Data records
--- start ---

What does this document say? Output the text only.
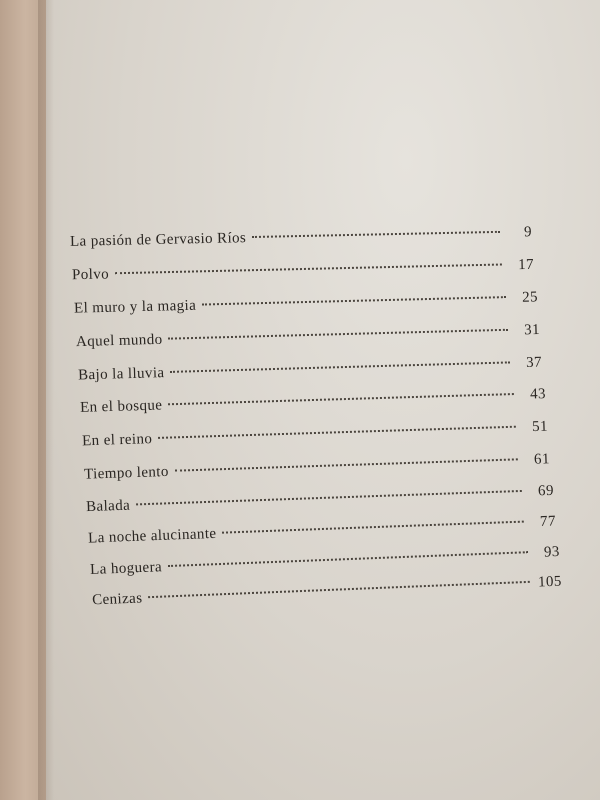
La pasión de Gervasio Ríos	9
Polvo
17
El muro y la magia
25
Aquel mundo
31
Bajo la lluvia
37
En el bosque
43
En el reino
51
Tiempo lento
61
Balada
69
La noche alucinante
77
La hoguera
93
Cenizas
105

--- end ---

### Set task
Transcribe all the lines above exactly, apart from the pictures.

### Response
What does this document say? Output the text only.
La pasión de Gervasio Ríos	9
Polvo
17
El muro y la magia
25
Aquel mundo
31
Bajo la lluvia
37
En el bosque
43
En el reino
51
Tiempo lento
61
Balada
69
La noche alucinante
77
La hoguera
93
Cenizas
105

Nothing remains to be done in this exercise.